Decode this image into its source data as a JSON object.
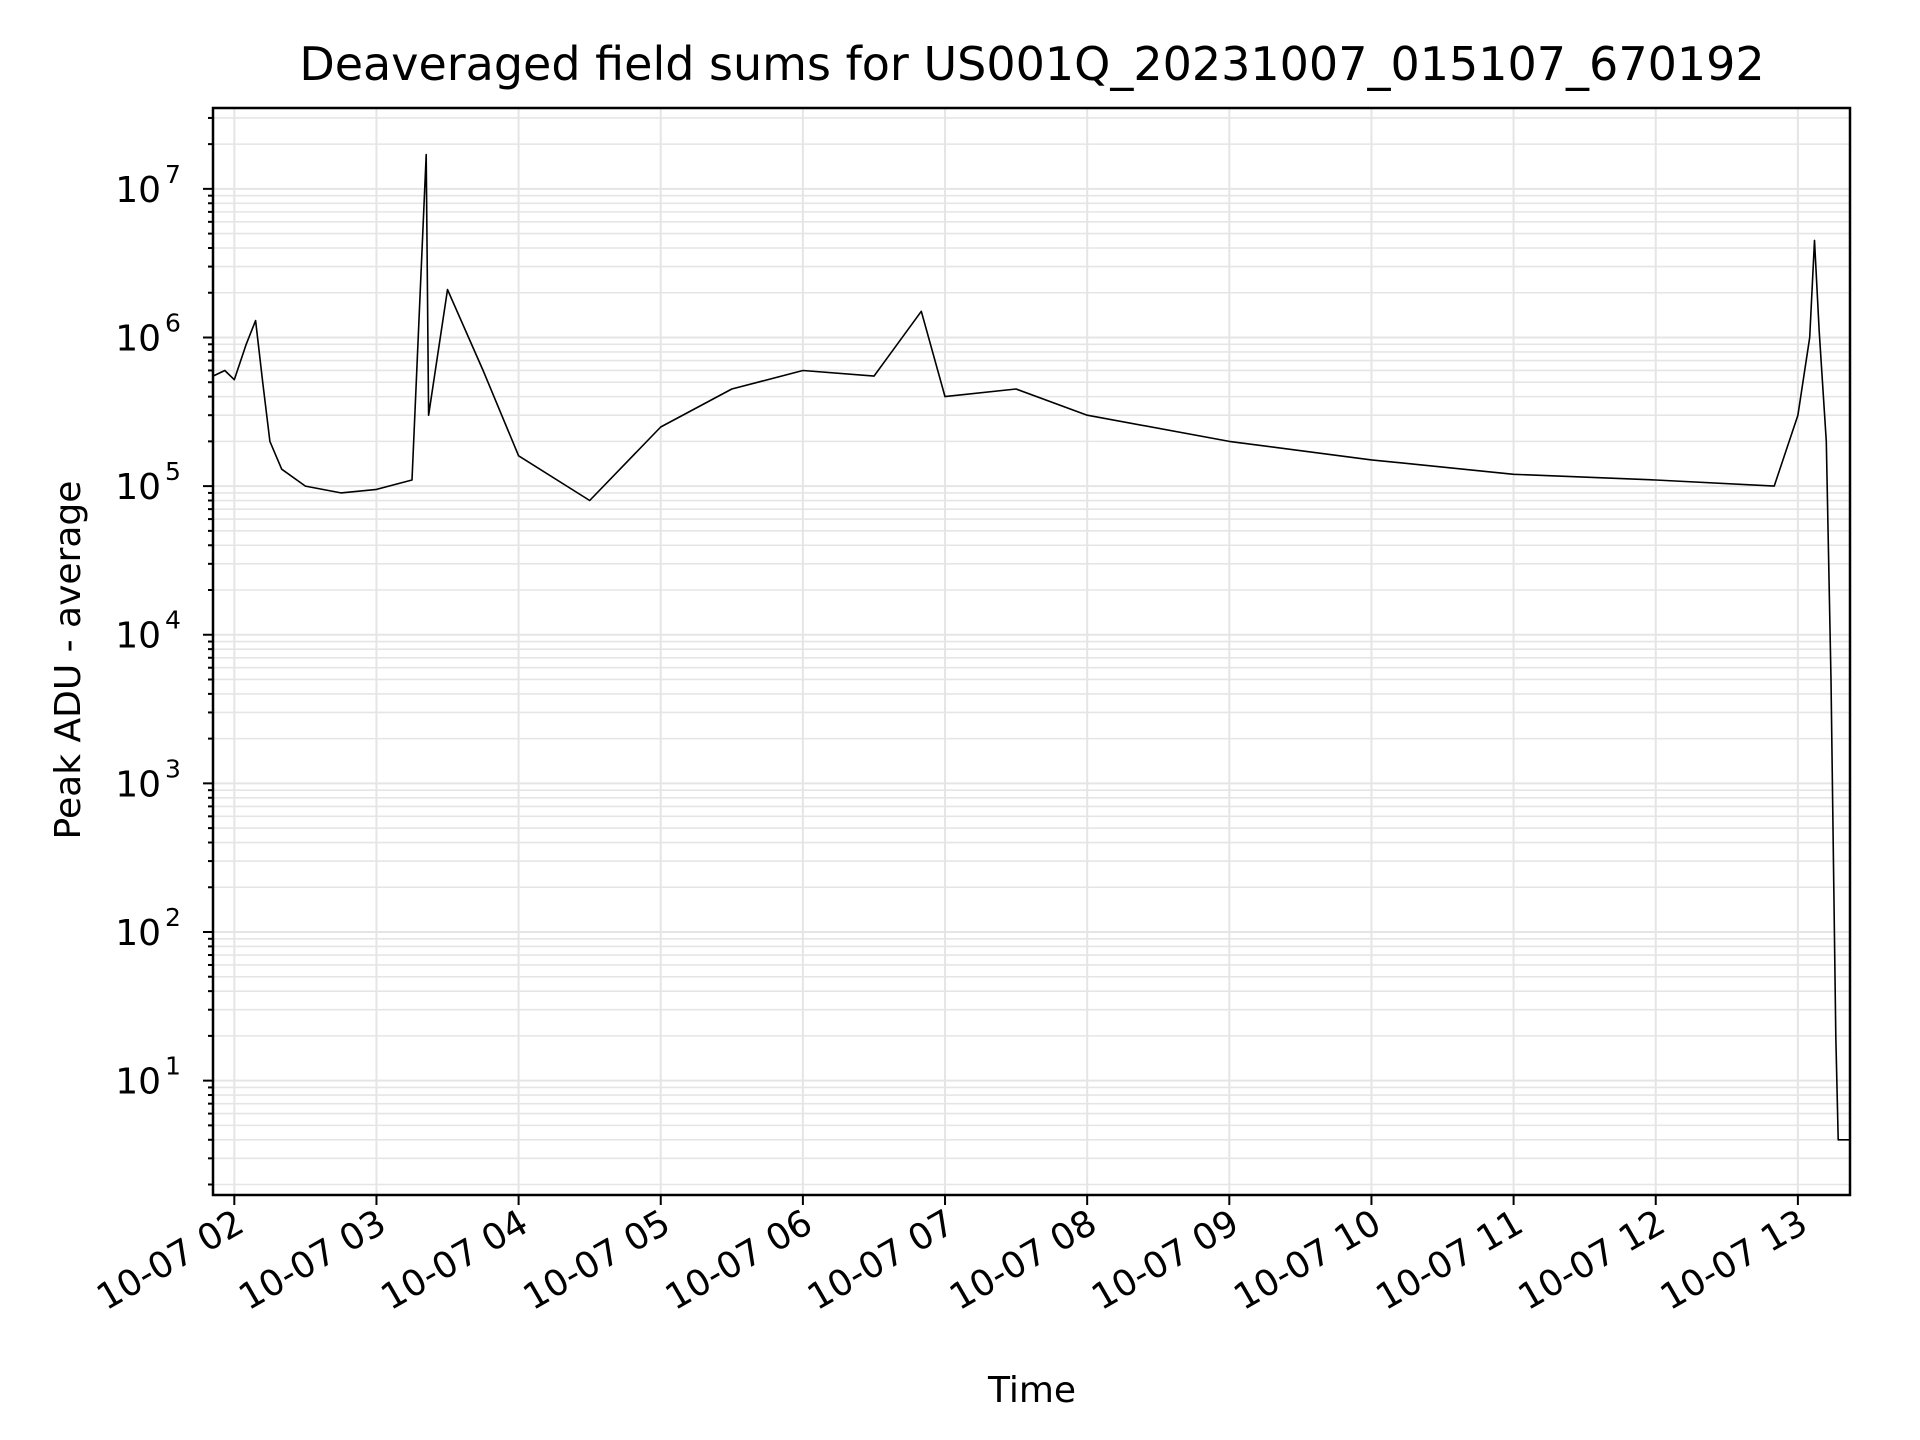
{
  "chart_data": {
    "type": "line",
    "title": "Deaveraged field sums for US001Q_20231007_015107_670192",
    "xlabel": "Time",
    "ylabel": "Peak ADU - average",
    "yscale": "log",
    "grid": true,
    "line_color": "#000000",
    "grid_color": "#e5e5e5",
    "x_ticks": [
      "10-07 02",
      "10-07 03",
      "10-07 04",
      "10-07 05",
      "10-07 06",
      "10-07 07",
      "10-07 08",
      "10-07 09",
      "10-07 10",
      "10-07 11",
      "10-07 12",
      "10-07 13"
    ],
    "y_ticks": [
      {
        "base": "10",
        "exp": "1",
        "value": 10
      },
      {
        "base": "10",
        "exp": "2",
        "value": 100
      },
      {
        "base": "10",
        "exp": "3",
        "value": 1000
      },
      {
        "base": "10",
        "exp": "4",
        "value": 10000
      },
      {
        "base": "10",
        "exp": "5",
        "value": 100000
      },
      {
        "base": "10",
        "exp": "6",
        "value": 1000000
      },
      {
        "base": "10",
        "exp": "7",
        "value": 10000000
      }
    ],
    "xlim": [
      "2023-10-07 01:51",
      "2023-10-07 13:22"
    ],
    "ylim": [
      1.7,
      35000000
    ],
    "series": [
      {
        "points": [
          [
            "2023-10-07 01:51",
            550000
          ],
          [
            "2023-10-07 01:56",
            600000
          ],
          [
            "2023-10-07 02:00",
            520000
          ],
          [
            "2023-10-07 02:05",
            900000
          ],
          [
            "2023-10-07 02:09",
            1300000
          ],
          [
            "2023-10-07 02:12",
            500000
          ],
          [
            "2023-10-07 02:15",
            200000
          ],
          [
            "2023-10-07 02:20",
            130000
          ],
          [
            "2023-10-07 02:30",
            100000
          ],
          [
            "2023-10-07 02:45",
            90000
          ],
          [
            "2023-10-07 03:00",
            95000
          ],
          [
            "2023-10-07 03:15",
            110000
          ],
          [
            "2023-10-07 03:21",
            17000000
          ],
          [
            "2023-10-07 03:22",
            300000
          ],
          [
            "2023-10-07 03:30",
            2100000
          ],
          [
            "2023-10-07 03:45",
            600000
          ],
          [
            "2023-10-07 04:00",
            160000
          ],
          [
            "2023-10-07 04:30",
            80000
          ],
          [
            "2023-10-07 05:00",
            250000
          ],
          [
            "2023-10-07 05:30",
            450000
          ],
          [
            "2023-10-07 06:00",
            600000
          ],
          [
            "2023-10-07 06:30",
            550000
          ],
          [
            "2023-10-07 06:50",
            1500000
          ],
          [
            "2023-10-07 07:00",
            400000
          ],
          [
            "2023-10-07 07:30",
            450000
          ],
          [
            "2023-10-07 08:00",
            300000
          ],
          [
            "2023-10-07 09:00",
            200000
          ],
          [
            "2023-10-07 10:00",
            150000
          ],
          [
            "2023-10-07 11:00",
            120000
          ],
          [
            "2023-10-07 12:00",
            110000
          ],
          [
            "2023-10-07 12:50",
            100000
          ],
          [
            "2023-10-07 13:00",
            300000
          ],
          [
            "2023-10-07 13:05",
            1000000
          ],
          [
            "2023-10-07 13:07",
            4500000
          ],
          [
            "2023-10-07 13:09",
            1100000
          ],
          [
            "2023-10-07 13:12",
            200000
          ],
          [
            "2023-10-07 13:14",
            5000
          ],
          [
            "2023-10-07 13:16",
            20
          ],
          [
            "2023-10-07 13:17",
            4
          ],
          [
            "2023-10-07 13:22",
            4
          ]
        ]
      }
    ]
  }
}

Task objective -> Restate each entry word for word, leaving out any pictures.

Completed exercise ->
Decode this image into its source data as a JSON object.
{
  "chart_data": {
    "type": "line",
    "title": "Deaveraged field sums for US001Q_20231007_015107_670192",
    "xlabel": "Time",
    "ylabel": "Peak ADU - average",
    "yscale": "log",
    "grid": true,
    "line_color": "#000000",
    "grid_color": "#e5e5e5",
    "x_ticks": [
      "10-07 02",
      "10-07 03",
      "10-07 04",
      "10-07 05",
      "10-07 06",
      "10-07 07",
      "10-07 08",
      "10-07 09",
      "10-07 10",
      "10-07 11",
      "10-07 12",
      "10-07 13"
    ],
    "y_ticks": [
      {
        "base": "10",
        "exp": "1",
        "value": 10
      },
      {
        "base": "10",
        "exp": "2",
        "value": 100
      },
      {
        "base": "10",
        "exp": "3",
        "value": 1000
      },
      {
        "base": "10",
        "exp": "4",
        "value": 10000
      },
      {
        "base": "10",
        "exp": "5",
        "value": 100000
      },
      {
        "base": "10",
        "exp": "6",
        "value": 1000000
      },
      {
        "base": "10",
        "exp": "7",
        "value": 10000000
      }
    ],
    "xlim": [
      "2023-10-07 01:51",
      "2023-10-07 13:22"
    ],
    "ylim": [
      1.7,
      35000000
    ],
    "series": [
      {
        "points": [
          [
            "2023-10-07 01:51",
            550000
          ],
          [
            "2023-10-07 01:56",
            600000
          ],
          [
            "2023-10-07 02:00",
            520000
          ],
          [
            "2023-10-07 02:05",
            900000
          ],
          [
            "2023-10-07 02:09",
            1300000
          ],
          [
            "2023-10-07 02:12",
            500000
          ],
          [
            "2023-10-07 02:15",
            200000
          ],
          [
            "2023-10-07 02:20",
            130000
          ],
          [
            "2023-10-07 02:30",
            100000
          ],
          [
            "2023-10-07 02:45",
            90000
          ],
          [
            "2023-10-07 03:00",
            95000
          ],
          [
            "2023-10-07 03:15",
            110000
          ],
          [
            "2023-10-07 03:21",
            17000000
          ],
          [
            "2023-10-07 03:22",
            300000
          ],
          [
            "2023-10-07 03:30",
            2100000
          ],
          [
            "2023-10-07 03:45",
            600000
          ],
          [
            "2023-10-07 04:00",
            160000
          ],
          [
            "2023-10-07 04:30",
            80000
          ],
          [
            "2023-10-07 05:00",
            250000
          ],
          [
            "2023-10-07 05:30",
            450000
          ],
          [
            "2023-10-07 06:00",
            600000
          ],
          [
            "2023-10-07 06:30",
            550000
          ],
          [
            "2023-10-07 06:50",
            1500000
          ],
          [
            "2023-10-07 07:00",
            400000
          ],
          [
            "2023-10-07 07:30",
            450000
          ],
          [
            "2023-10-07 08:00",
            300000
          ],
          [
            "2023-10-07 09:00",
            200000
          ],
          [
            "2023-10-07 10:00",
            150000
          ],
          [
            "2023-10-07 11:00",
            120000
          ],
          [
            "2023-10-07 12:00",
            110000
          ],
          [
            "2023-10-07 12:50",
            100000
          ],
          [
            "2023-10-07 13:00",
            300000
          ],
          [
            "2023-10-07 13:05",
            1000000
          ],
          [
            "2023-10-07 13:07",
            4500000
          ],
          [
            "2023-10-07 13:09",
            1100000
          ],
          [
            "2023-10-07 13:12",
            200000
          ],
          [
            "2023-10-07 13:14",
            5000
          ],
          [
            "2023-10-07 13:16",
            20
          ],
          [
            "2023-10-07 13:17",
            4
          ],
          [
            "2023-10-07 13:22",
            4
          ]
        ]
      }
    ]
  }
}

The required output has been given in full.